DATA IN THIS EXERCISE:

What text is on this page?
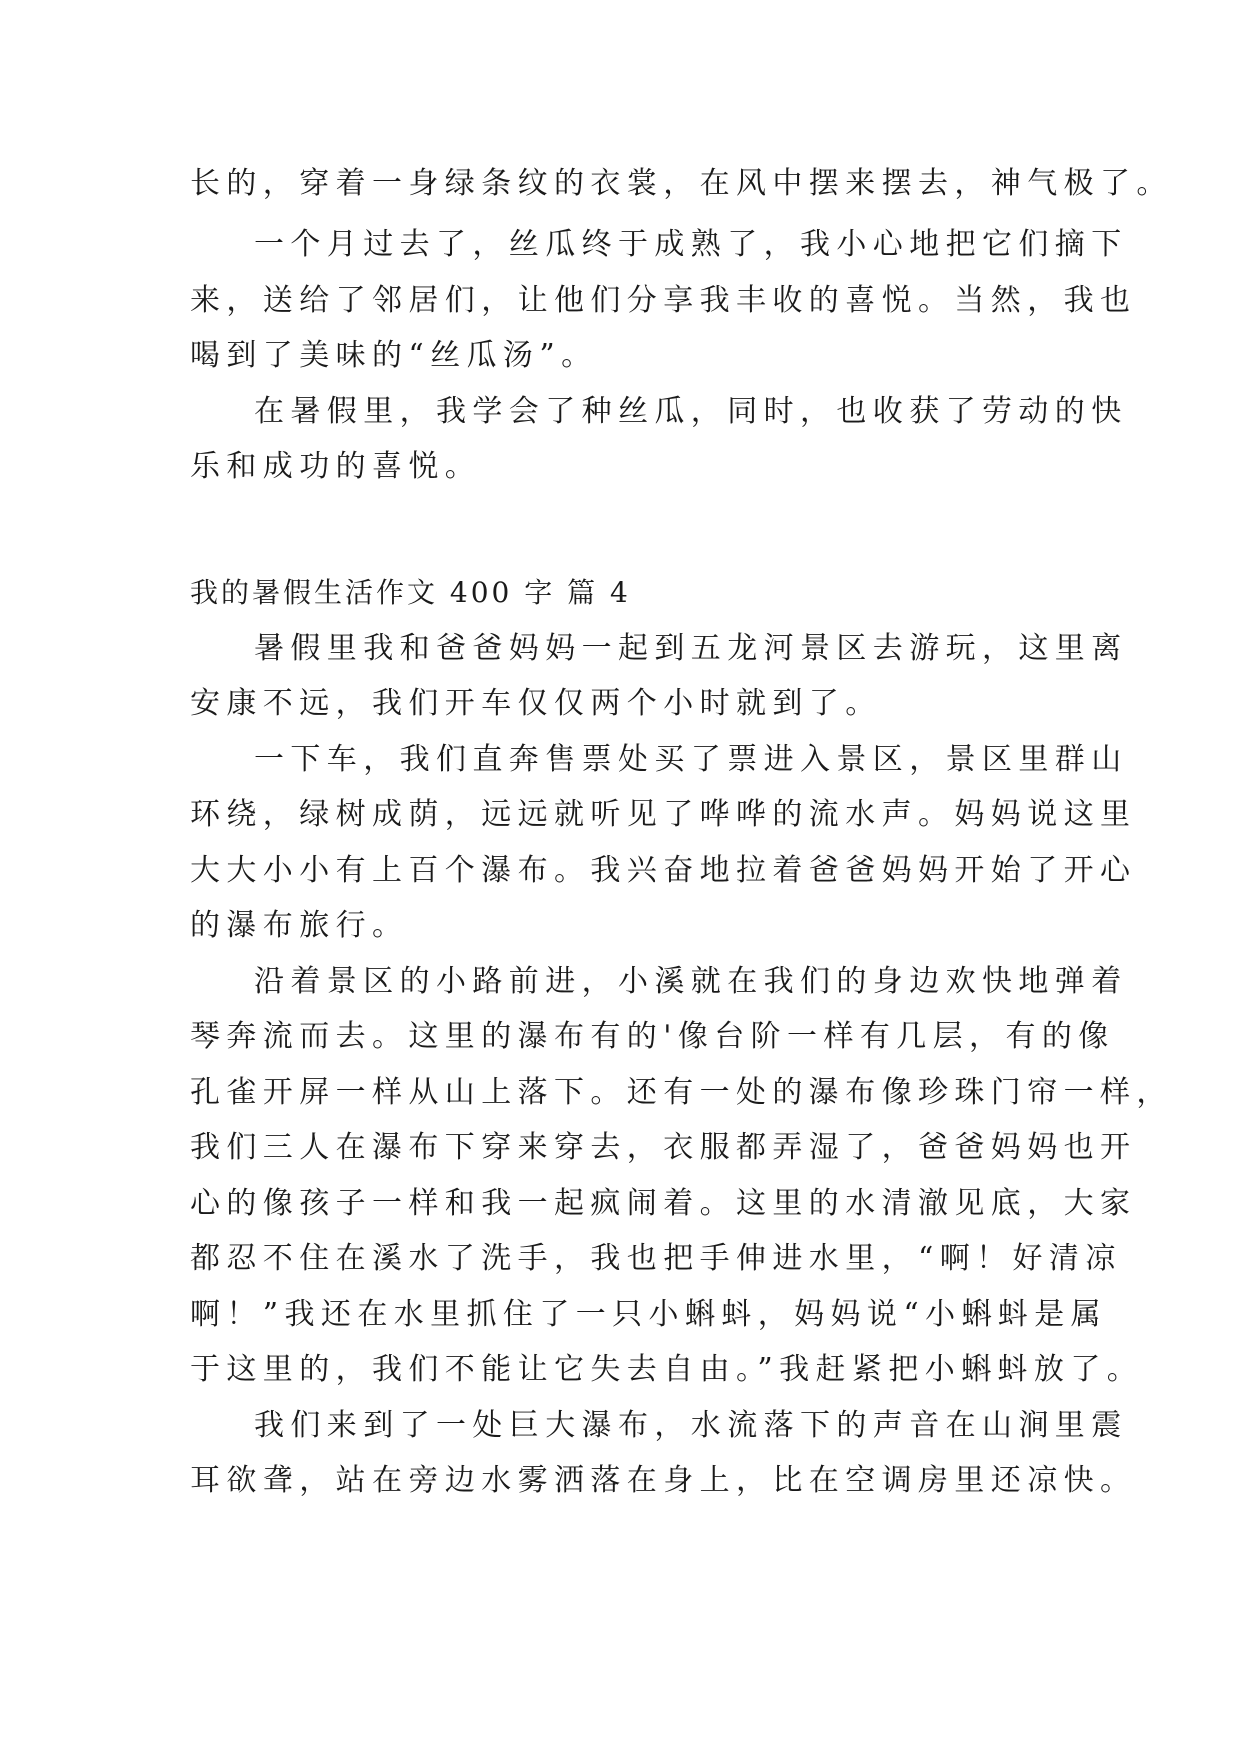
长的，穿着一身绿条纹的衣裳，在风中摆来摆去，神气极了。
一个月过去了，丝瓜终于成熟了，我小心地把它们摘下
来，送给了邻居们，让他们分享我丰收的喜悦。当然，我也
喝到了美味的“丝瓜汤”。
在暑假里，我学会了种丝瓜，同时，也收获了劳动的快
乐和成功的喜悦。
我的暑假生活作文 400 字 篇 4
暑假里我和爸爸妈妈一起到五龙河景区去游玩，这里离
安康不远，我们开车仅仅两个小时就到了。
一下车，我们直奔售票处买了票进入景区，景区里群山
环绕，绿树成荫，远远就听见了哗哗的流水声。妈妈说这里
大大小小有上百个瀑布。我兴奋地拉着爸爸妈妈开始了开心
的瀑布旅行。
沿着景区的小路前进，小溪就在我们的身边欢快地弹着
琴奔流而去。这里的瀑布有的'像台阶一样有几层，有的像
孔雀开屏一样从山上落下。还有一处的瀑布像珍珠门帘一样，
我们三人在瀑布下穿来穿去，衣服都弄湿了，爸爸妈妈也开
心的像孩子一样和我一起疯闹着。这里的水清澈见底，大家
都忍不住在溪水了洗手，我也把手伸进水里，“啊！好清凉
啊！”我还在水里抓住了一只小蝌蚪，妈妈说“小蝌蚪是属
于这里的，我们不能让它失去自由。”我赶紧把小蝌蚪放了。
我们来到了一处巨大瀑布，水流落下的声音在山涧里震
耳欲聋，站在旁边水雾洒落在身上，比在空调房里还凉快。
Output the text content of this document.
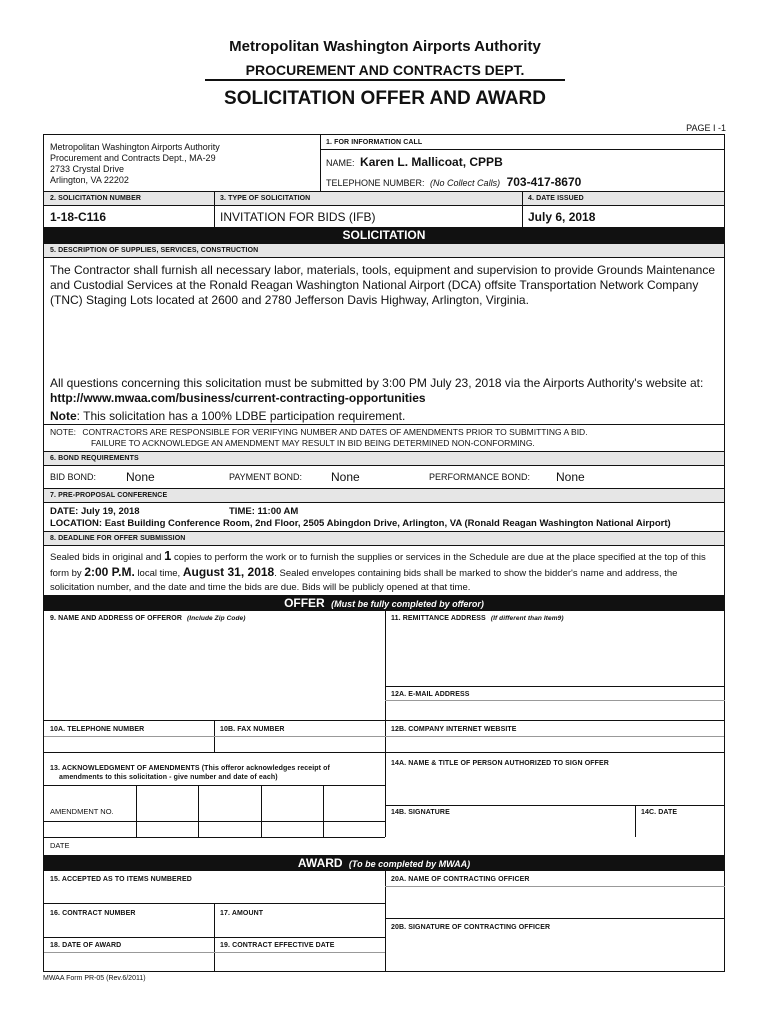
Metropolitan Washington Airports Authority
PROCUREMENT AND CONTRACTS DEPT.
SOLICITATION OFFER AND AWARD
PAGE I -1
Metropolitan Washington Airports Authority
Procurement and Contracts Dept., MA-29
2733 Crystal Drive
Arlington, VA 22202
1. FOR INFORMATION CALL
NAME: Karen L. Mallicoat, CPPB
TELEPHONE NUMBER: (No Collect Calls) 703-417-8670
2. SOLICITATION NUMBER	3. TYPE OF SOLICITATION	4. DATE ISSUED
1-18-C116	INVITATION FOR BIDS (IFB)	July 6, 2018
SOLICITATION
5. DESCRIPTION OF SUPPLIES, SERVICES, CONSTRUCTION
The Contractor shall furnish all necessary labor, materials, tools, equipment and supervision to provide Grounds Maintenance and Custodial Services at the Ronald Reagan Washington National Airport (DCA) offsite Transportation Network Company (TNC) Staging Lots located at 2600 and 2780 Jefferson Davis Highway, Arlington, Virginia.
All questions concerning this solicitation must be submitted by 3:00 PM July 23, 2018 via the Airports Authority's website at: http://www.mwaa.com/business/current-contracting-opportunities
Note: This solicitation has a 100% LDBE participation requirement.
NOTE: CONTRACTORS ARE RESPONSIBLE FOR VERIFYING NUMBER AND DATES OF AMENDMENTS PRIOR TO SUBMITTING A BID.
FAILURE TO ACKNOWLEDGE AN AMENDMENT MAY RESULT IN BID BEING DETERMINED NON-CONFORMING.
6. BOND REQUIREMENTS
BID BOND: None	PAYMENT BOND: None	PERFORMANCE BOND: None
7. PRE-PROPOSAL CONFERENCE
DATE: July 19, 2018	TIME: 11:00 AM
LOCATION: East Building Conference Room, 2nd Floor, 2505 Abingdon Drive, Arlington, VA (Ronald Reagan Washington National Airport)
8. DEADLINE FOR OFFER SUBMISSION
Sealed bids in original and 1 copies to perform the work or to furnish the supplies or services in the Schedule are due at the place specified at the top of this form by 2:00 P.M. local time, August 31, 2018. Sealed envelopes containing bids shall be marked to show the bidder's name and address, the solicitation number, and the date and time the bids are due. Bids will be publicly opened at that time.
OFFER (Must be fully completed by offeror)
9. NAME AND ADDRESS OF OFFEROR (Include Zip Code)	11. REMITTANCE ADDRESS (If different than Item9)
12A. E-MAIL ADDRESS
10A. TELEPHONE NUMBER	10B. FAX NUMBER	12B. COMPANY INTERNET WEBSITE
13. ACKNOWLEDGMENT OF AMENDMENTS (This offeror acknowledges receipt of
amendments to this solicitation - give number and date of each)
14A. NAME & TITLE OF PERSON AUTHORIZED TO SIGN OFFER
AMENDMENT NO.	14B. SIGNATURE	14C. DATE
DATE
AWARD (To be completed by MWAA)
15. ACCEPTED AS TO ITEMS NUMBERED	20A. NAME OF CONTRACTING OFFICER
16. CONTRACT NUMBER	17. AMOUNT
20B. SIGNATURE OF CONTRACTING OFFICER
18. DATE OF AWARD	19. CONTRACT EFFECTIVE DATE
MWAA Form PR-05 (Rev.6/2011)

EXERCISE DESCRIPTION:
Using the material above, count the lines containing the word "Washington". Reply with the number alone.

RESULT OF THE EXERCISE:
4